▶ TASK TO CARRY OUT: Copy every record word for word.

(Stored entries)
........
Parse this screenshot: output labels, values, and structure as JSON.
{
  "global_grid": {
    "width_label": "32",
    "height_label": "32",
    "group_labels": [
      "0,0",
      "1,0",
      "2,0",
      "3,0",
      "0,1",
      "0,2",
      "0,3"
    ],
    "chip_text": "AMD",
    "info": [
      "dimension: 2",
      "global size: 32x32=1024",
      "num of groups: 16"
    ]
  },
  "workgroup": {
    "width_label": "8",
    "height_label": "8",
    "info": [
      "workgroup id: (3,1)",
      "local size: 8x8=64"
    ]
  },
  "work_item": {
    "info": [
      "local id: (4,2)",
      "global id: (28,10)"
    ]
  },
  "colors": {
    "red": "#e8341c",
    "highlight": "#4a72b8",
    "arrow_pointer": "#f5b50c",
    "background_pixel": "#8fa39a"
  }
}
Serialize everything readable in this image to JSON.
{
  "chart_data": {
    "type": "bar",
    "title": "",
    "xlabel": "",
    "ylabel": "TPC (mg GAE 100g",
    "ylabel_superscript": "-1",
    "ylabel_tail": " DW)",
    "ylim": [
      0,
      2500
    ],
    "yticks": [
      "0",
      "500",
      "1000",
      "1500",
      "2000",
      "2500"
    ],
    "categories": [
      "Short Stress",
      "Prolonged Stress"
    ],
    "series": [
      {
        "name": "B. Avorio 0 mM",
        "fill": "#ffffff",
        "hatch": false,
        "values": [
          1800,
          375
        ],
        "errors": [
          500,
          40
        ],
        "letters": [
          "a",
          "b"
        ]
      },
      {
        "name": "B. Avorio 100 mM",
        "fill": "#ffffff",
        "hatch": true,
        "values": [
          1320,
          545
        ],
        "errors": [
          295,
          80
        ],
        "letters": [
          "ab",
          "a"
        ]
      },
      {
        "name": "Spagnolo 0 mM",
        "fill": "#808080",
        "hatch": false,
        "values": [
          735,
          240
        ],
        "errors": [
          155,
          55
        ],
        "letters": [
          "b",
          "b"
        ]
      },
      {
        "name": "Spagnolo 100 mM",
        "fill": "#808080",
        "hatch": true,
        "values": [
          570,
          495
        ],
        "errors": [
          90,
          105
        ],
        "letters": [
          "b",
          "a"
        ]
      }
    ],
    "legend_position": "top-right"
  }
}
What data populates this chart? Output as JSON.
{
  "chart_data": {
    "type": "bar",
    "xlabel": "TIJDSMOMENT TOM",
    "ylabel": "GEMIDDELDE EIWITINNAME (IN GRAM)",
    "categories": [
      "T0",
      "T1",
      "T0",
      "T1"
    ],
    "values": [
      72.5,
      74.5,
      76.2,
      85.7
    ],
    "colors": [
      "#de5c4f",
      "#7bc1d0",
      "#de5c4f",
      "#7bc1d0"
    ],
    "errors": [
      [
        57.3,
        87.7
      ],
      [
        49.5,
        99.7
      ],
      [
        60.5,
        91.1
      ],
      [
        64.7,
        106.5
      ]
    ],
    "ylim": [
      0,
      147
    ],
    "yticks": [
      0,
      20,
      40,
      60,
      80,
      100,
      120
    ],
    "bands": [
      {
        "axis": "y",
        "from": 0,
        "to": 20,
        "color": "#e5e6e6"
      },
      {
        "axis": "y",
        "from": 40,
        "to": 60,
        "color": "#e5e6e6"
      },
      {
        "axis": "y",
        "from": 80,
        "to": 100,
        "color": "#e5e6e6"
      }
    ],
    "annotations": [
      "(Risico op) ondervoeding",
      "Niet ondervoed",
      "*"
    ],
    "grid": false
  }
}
........
▶ COMPLETED EXERCISE:
Parse this screenshot: output labels, values, and structure as JSON.
{
  "global_grid": {
    "width_label": "32",
    "height_label": "32",
    "group_labels": [
      "0,0",
      "1,0",
      "2,0",
      "3,0",
      "0,1",
      "0,2",
      "0,3"
    ],
    "chip_text": "AMD",
    "info": [
      "dimension: 2",
      "global size: 32x32=1024",
      "num of groups: 16"
    ]
  },
  "workgroup": {
    "width_label": "8",
    "height_label": "8",
    "info": [
      "workgroup id: (3,1)",
      "local size: 8x8=64"
    ]
  },
  "work_item": {
    "info": [
      "local id: (4,2)",
      "global id: (28,10)"
    ]
  },
  "colors": {
    "red": "#e8341c",
    "highlight": "#4a72b8",
    "arrow_pointer": "#f5b50c",
    "background_pixel": "#8fa39a"
  }
}
Serialize everything readable in this image to JSON.
{
  "chart_data": {
    "type": "bar",
    "title": "",
    "xlabel": "",
    "ylabel": "TPC (mg GAE 100g",
    "ylabel_superscript": "-1",
    "ylabel_tail": " DW)",
    "ylim": [
      0,
      2500
    ],
    "yticks": [
      "0",
      "500",
      "1000",
      "1500",
      "2000",
      "2500"
    ],
    "categories": [
      "Short Stress",
      "Prolonged Stress"
    ],
    "series": [
      {
        "name": "B. Avorio 0 mM",
        "fill": "#ffffff",
        "hatch": false,
        "values": [
          1800,
          375
        ],
        "errors": [
          500,
          40
        ],
        "letters": [
          "a",
          "b"
        ]
      },
      {
        "name": "B. Avorio 100 mM",
        "fill": "#ffffff",
        "hatch": true,
        "values": [
          1320,
          545
        ],
        "errors": [
          295,
          80
        ],
        "letters": [
          "ab",
          "a"
        ]
      },
      {
        "name": "Spagnolo 0 mM",
        "fill": "#808080",
        "hatch": false,
        "values": [
          735,
          240
        ],
        "errors": [
          155,
          55
        ],
        "letters": [
          "b",
          "b"
        ]
      },
      {
        "name": "Spagnolo 100 mM",
        "fill": "#808080",
        "hatch": true,
        "values": [
          570,
          495
        ],
        "errors": [
          90,
          105
        ],
        "letters": [
          "b",
          "a"
        ]
      }
    ],
    "legend_position": "top-right"
  }
}
What data populates this chart? Output as JSON.
{
  "chart_data": {
    "type": "bar",
    "xlabel": "TIJDSMOMENT TOM",
    "ylabel": "GEMIDDELDE EIWITINNAME (IN GRAM)",
    "categories": [
      "T0",
      "T1",
      "T0",
      "T1"
    ],
    "values": [
      72.5,
      74.5,
      76.2,
      85.7
    ],
    "colors": [
      "#de5c4f",
      "#7bc1d0",
      "#de5c4f",
      "#7bc1d0"
    ],
    "errors": [
      [
        57.3,
        87.7
      ],
      [
        49.5,
        99.7
      ],
      [
        60.5,
        91.1
      ],
      [
        64.7,
        106.5
      ]
    ],
    "ylim": [
      0,
      147
    ],
    "yticks": [
      0,
      20,
      40,
      60,
      80,
      100,
      120
    ],
    "bands": [
      {
        "axis": "y",
        "from": 0,
        "to": 20,
        "color": "#e5e6e6"
      },
      {
        "axis": "y",
        "from": 40,
        "to": 60,
        "color": "#e5e6e6"
      },
      {
        "axis": "y",
        "from": 80,
        "to": 100,
        "color": "#e5e6e6"
      }
    ],
    "annotations": [
      "(Risico op) ondervoeding",
      "Niet ondervoed",
      "*"
    ],
    "grid": false
  }
}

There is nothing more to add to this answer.